→ Records that describe figures:
"""
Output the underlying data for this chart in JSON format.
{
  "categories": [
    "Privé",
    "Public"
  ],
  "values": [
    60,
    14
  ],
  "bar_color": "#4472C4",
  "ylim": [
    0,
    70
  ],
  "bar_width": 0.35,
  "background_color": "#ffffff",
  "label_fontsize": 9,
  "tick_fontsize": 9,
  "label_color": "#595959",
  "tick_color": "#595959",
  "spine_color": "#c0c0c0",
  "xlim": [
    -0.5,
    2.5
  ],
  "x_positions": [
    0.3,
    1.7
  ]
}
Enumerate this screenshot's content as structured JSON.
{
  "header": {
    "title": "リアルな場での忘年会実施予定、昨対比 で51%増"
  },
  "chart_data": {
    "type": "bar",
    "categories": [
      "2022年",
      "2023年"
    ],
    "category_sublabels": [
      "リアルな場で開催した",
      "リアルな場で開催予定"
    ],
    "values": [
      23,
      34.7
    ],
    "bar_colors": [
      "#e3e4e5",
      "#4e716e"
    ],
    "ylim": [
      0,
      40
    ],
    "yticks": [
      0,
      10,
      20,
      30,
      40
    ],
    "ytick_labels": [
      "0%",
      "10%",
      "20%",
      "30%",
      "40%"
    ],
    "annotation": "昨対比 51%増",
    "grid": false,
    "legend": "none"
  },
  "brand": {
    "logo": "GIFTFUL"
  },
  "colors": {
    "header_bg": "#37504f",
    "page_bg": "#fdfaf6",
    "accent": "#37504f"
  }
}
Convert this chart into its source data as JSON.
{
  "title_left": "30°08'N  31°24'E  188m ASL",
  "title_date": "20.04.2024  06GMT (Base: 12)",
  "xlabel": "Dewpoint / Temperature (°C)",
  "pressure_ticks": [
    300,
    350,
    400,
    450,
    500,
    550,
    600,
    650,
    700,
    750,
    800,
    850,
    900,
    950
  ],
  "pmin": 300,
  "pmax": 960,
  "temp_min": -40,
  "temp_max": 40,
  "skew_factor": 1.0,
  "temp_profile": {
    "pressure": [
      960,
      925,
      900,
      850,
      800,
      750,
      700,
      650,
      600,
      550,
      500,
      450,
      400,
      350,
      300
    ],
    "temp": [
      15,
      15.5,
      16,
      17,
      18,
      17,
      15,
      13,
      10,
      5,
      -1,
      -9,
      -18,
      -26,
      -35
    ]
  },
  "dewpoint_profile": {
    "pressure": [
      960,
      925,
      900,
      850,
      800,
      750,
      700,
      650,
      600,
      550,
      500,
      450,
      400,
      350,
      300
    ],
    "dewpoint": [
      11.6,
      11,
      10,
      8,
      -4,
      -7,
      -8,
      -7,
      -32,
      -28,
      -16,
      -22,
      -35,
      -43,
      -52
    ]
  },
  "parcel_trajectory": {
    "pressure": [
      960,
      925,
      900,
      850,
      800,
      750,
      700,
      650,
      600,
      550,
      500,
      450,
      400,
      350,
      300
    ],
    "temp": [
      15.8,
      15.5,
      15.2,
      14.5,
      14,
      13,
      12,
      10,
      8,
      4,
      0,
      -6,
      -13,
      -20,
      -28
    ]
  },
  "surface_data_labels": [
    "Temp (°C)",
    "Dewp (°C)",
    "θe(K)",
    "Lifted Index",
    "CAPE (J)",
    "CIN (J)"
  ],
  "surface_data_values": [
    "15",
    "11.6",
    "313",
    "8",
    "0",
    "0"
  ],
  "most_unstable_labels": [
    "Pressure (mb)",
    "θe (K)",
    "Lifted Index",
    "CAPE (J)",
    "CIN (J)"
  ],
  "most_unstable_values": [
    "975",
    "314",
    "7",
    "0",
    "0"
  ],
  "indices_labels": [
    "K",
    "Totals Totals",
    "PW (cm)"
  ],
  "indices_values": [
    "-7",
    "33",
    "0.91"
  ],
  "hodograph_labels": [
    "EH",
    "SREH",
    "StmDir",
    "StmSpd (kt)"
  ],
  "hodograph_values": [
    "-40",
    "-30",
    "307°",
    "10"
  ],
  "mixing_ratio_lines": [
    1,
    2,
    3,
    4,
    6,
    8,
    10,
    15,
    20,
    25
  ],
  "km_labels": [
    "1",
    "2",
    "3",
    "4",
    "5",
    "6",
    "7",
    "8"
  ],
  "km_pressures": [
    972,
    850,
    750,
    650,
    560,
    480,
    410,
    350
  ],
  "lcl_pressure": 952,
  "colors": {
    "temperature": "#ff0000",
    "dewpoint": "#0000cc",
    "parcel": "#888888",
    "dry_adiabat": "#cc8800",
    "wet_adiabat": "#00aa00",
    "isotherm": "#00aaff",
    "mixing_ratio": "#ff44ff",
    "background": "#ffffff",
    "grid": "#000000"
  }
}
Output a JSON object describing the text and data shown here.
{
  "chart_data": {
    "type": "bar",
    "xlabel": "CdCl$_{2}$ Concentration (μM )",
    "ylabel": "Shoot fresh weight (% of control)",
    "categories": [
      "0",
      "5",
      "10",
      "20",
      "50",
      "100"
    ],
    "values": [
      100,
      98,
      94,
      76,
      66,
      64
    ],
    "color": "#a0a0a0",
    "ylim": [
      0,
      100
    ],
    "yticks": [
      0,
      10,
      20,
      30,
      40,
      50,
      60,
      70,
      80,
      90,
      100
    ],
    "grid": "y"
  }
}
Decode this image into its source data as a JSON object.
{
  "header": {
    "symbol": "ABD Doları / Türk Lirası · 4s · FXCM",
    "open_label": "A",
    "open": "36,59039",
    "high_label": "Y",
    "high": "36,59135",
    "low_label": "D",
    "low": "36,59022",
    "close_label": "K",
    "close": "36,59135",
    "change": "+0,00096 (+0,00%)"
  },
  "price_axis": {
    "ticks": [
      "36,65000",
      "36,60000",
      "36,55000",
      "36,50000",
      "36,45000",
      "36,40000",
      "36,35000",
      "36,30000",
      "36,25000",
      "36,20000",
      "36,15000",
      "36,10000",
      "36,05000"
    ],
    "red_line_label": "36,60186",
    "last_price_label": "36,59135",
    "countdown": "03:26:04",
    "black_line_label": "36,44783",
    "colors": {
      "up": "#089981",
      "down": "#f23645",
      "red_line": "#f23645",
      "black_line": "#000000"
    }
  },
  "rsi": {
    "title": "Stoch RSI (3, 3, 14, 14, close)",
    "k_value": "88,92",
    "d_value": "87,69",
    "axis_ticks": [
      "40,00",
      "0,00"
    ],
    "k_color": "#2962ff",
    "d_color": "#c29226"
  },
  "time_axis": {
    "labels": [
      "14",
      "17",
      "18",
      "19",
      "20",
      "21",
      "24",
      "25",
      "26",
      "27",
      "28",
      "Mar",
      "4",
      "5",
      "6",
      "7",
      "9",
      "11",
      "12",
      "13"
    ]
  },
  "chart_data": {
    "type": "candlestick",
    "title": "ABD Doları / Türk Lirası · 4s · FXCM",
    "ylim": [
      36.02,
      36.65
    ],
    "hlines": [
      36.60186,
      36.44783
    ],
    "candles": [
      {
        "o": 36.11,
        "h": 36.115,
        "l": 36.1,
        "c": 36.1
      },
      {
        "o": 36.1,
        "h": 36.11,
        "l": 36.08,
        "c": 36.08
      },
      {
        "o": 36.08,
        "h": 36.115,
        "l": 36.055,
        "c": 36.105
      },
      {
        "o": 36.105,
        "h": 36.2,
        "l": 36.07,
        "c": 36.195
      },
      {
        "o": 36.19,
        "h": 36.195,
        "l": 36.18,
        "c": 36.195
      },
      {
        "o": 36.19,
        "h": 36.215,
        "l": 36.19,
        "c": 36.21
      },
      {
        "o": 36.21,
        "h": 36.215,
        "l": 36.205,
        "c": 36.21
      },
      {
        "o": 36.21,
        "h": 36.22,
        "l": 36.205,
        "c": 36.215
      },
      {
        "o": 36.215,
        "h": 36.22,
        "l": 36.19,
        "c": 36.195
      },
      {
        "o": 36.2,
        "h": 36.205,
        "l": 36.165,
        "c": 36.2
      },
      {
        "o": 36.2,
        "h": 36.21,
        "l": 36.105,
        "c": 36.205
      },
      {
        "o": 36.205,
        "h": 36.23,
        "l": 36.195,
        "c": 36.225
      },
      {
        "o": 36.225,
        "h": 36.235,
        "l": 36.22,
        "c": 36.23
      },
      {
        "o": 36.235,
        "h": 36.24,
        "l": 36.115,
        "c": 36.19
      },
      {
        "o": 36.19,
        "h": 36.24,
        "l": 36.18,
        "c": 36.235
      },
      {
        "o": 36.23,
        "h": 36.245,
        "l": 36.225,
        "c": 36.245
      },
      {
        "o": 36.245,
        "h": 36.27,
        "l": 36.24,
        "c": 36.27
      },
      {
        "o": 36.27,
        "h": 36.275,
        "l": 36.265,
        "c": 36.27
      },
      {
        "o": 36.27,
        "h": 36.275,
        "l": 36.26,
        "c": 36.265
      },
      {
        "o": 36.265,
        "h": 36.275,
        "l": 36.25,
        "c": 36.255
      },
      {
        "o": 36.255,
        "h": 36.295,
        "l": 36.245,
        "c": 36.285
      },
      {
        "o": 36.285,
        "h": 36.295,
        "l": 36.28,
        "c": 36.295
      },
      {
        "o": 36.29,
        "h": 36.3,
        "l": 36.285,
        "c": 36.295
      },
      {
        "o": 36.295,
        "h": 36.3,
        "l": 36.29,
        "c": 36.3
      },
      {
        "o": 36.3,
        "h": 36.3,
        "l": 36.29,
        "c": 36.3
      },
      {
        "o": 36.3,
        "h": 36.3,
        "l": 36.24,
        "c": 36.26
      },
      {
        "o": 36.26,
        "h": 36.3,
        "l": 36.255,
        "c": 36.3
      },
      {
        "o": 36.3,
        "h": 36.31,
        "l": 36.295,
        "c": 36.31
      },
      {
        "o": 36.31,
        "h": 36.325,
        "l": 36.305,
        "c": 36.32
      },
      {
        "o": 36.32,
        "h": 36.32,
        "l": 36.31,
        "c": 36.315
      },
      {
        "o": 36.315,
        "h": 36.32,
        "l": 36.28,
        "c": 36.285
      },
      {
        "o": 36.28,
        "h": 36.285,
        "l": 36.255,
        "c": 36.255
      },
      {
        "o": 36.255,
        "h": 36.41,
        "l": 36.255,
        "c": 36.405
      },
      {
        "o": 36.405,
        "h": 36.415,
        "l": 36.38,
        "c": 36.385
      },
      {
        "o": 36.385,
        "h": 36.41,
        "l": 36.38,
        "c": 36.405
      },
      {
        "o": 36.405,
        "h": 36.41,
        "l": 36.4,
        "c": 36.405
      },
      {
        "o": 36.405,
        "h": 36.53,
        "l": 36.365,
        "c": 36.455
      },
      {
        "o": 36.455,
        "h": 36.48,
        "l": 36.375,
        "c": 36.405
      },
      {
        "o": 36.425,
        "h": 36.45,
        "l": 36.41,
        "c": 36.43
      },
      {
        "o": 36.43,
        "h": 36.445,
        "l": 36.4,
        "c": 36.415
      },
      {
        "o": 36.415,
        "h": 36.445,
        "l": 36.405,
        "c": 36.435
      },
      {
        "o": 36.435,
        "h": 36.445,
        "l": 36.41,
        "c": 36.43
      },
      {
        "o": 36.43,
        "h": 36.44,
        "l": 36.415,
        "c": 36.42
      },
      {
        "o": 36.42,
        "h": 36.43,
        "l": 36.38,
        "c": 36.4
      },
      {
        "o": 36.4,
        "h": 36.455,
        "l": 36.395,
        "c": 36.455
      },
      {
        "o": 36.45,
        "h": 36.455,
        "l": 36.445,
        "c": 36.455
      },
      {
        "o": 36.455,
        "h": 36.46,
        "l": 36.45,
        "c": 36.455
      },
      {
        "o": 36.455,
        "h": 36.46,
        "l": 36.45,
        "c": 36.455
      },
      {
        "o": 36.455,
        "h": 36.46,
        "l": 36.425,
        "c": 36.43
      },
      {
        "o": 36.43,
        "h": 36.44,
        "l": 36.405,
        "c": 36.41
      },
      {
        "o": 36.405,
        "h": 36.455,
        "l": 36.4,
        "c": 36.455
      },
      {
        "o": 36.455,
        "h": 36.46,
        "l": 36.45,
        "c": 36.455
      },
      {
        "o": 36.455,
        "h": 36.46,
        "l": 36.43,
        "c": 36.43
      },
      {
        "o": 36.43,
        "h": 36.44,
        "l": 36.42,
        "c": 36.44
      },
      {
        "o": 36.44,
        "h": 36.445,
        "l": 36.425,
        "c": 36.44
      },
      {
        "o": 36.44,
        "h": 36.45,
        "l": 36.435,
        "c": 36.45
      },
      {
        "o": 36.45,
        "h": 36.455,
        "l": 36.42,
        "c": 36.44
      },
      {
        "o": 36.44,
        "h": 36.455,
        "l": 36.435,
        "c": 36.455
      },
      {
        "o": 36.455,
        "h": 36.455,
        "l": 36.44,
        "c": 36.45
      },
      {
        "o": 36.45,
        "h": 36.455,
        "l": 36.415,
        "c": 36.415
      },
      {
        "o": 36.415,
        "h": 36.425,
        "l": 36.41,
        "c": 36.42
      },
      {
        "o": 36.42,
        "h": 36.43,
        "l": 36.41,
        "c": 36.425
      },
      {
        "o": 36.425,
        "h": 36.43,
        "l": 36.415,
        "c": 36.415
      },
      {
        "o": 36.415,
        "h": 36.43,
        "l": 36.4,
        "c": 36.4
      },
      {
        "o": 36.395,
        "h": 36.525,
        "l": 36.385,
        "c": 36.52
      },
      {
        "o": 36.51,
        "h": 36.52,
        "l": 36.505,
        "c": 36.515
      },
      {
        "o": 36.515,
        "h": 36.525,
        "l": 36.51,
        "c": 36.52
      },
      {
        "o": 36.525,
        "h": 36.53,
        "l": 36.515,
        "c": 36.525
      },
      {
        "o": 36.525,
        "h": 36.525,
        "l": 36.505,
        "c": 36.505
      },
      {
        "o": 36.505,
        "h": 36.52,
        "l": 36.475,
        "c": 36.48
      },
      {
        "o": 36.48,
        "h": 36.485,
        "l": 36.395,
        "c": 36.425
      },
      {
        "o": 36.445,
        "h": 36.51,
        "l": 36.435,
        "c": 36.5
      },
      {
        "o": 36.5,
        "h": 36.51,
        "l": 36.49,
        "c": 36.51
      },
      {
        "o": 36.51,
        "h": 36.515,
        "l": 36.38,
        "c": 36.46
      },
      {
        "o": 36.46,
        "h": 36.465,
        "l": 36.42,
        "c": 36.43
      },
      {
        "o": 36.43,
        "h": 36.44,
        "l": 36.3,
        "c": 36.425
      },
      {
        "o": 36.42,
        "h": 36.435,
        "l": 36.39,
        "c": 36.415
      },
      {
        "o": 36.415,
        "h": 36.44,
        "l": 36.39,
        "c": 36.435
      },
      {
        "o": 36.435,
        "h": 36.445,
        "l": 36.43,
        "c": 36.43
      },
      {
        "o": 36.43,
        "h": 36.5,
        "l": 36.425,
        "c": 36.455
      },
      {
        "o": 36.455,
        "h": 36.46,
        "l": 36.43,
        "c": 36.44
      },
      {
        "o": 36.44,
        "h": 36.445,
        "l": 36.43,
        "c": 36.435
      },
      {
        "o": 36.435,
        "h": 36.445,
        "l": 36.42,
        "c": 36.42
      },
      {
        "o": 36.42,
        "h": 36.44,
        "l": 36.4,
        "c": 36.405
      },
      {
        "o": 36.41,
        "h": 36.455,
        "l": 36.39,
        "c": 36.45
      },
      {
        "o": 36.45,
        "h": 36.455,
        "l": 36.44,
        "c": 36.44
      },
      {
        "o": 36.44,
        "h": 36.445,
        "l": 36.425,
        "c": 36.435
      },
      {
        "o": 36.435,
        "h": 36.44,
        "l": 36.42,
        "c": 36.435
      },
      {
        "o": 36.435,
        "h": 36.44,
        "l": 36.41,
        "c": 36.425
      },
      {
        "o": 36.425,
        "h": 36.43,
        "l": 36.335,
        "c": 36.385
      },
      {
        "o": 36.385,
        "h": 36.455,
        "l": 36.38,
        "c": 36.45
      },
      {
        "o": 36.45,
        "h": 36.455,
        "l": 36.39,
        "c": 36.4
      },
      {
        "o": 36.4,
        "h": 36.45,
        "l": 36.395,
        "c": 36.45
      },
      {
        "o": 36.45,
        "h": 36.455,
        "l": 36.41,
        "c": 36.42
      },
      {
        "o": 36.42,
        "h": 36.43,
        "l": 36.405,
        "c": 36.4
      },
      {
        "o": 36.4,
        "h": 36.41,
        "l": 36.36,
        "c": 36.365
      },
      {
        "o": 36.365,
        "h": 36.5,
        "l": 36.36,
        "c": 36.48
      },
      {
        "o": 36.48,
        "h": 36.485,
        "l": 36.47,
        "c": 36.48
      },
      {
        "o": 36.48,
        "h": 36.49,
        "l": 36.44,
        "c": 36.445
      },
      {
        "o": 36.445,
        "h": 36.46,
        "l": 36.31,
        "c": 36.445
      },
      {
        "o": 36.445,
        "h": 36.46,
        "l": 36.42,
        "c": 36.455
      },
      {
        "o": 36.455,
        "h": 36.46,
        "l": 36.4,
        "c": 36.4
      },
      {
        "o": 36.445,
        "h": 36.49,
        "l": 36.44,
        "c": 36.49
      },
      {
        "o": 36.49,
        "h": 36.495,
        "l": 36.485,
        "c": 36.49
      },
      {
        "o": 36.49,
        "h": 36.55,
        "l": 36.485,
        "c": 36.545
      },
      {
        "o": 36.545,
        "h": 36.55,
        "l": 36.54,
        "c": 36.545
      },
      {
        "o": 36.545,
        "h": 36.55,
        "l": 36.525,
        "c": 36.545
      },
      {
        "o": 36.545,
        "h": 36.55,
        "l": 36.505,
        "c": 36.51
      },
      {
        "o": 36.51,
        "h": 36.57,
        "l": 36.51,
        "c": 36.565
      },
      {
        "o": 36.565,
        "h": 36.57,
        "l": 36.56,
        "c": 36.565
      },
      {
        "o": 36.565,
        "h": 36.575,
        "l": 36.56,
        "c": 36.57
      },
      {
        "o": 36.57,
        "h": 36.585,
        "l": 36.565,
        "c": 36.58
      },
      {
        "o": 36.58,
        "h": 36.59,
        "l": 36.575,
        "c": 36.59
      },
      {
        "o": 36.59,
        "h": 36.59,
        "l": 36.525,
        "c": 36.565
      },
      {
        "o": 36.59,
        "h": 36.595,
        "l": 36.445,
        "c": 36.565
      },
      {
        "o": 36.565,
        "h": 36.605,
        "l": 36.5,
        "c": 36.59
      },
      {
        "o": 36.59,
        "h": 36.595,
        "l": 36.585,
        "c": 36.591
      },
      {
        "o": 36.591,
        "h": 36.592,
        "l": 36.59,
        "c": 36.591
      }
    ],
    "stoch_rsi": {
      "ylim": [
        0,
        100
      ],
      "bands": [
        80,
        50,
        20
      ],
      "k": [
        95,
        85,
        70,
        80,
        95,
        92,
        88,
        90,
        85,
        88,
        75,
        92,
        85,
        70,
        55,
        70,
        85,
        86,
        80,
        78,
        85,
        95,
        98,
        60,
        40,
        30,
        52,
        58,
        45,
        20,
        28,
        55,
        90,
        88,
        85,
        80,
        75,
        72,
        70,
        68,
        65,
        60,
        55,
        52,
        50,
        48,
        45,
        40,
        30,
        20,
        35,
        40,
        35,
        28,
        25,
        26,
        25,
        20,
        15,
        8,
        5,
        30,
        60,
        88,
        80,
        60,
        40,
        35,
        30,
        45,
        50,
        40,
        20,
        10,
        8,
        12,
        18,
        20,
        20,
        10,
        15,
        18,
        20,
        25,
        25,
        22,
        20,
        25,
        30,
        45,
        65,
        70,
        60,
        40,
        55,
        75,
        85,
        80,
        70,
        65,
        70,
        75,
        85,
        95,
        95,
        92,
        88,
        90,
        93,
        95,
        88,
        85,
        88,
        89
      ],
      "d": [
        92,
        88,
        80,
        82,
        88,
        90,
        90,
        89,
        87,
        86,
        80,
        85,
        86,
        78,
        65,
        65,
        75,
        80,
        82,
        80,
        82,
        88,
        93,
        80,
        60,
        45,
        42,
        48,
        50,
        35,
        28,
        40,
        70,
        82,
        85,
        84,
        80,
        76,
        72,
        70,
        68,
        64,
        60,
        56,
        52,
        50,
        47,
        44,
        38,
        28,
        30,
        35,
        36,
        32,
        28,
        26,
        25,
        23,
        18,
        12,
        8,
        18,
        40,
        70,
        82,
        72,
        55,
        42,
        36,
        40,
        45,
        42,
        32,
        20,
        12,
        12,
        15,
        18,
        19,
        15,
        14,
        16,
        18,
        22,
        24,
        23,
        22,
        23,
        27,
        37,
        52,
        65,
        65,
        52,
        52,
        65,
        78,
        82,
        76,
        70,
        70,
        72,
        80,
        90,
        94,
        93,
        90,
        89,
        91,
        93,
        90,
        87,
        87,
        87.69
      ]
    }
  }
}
"""
→ Exercise prompt: Copy all lines from the material that hold "object".

→ Task result:
Output a JSON object describing the text and data shown here.
Decode this image into its source data as a JSON object.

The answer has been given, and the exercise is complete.